Aim.
Transcribe all of the material exactly. Any picture in it should be left out.

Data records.
....................

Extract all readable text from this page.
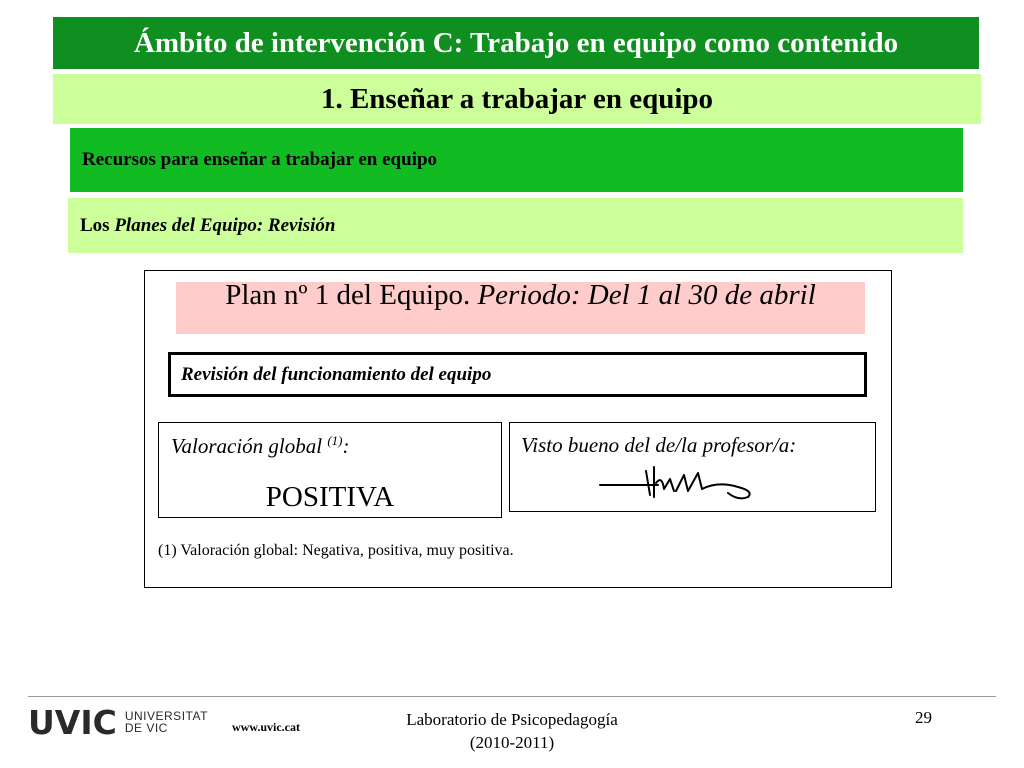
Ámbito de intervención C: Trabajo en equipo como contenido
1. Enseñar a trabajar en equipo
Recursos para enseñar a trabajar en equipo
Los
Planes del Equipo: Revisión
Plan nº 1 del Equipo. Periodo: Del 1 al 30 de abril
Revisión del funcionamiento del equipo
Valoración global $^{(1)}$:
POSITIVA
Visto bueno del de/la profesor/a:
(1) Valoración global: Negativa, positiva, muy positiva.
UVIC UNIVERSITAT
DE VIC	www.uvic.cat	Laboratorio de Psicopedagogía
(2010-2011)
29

....................

Result of this task.
Extract all readable text from this page.
Ámbito de intervención C: Trabajo en equipo como contenido
1. Enseñar a trabajar en equipo
Recursos para enseñar a trabajar en equipo
Los
Planes del Equipo: Revisión
Plan nº 1 del Equipo. Periodo: Del 1 al 30 de abril
Revisión del funcionamiento del equipo
Valoración global $^{(1)}$:
POSITIVA
Visto bueno del de/la profesor/a:
(1) Valoración global: Negativa, positiva, muy positiva.
UVIC UNIVERSITAT
DE VIC	www.uvic.cat	Laboratorio de Psicopedagogía
(2010-2011)
29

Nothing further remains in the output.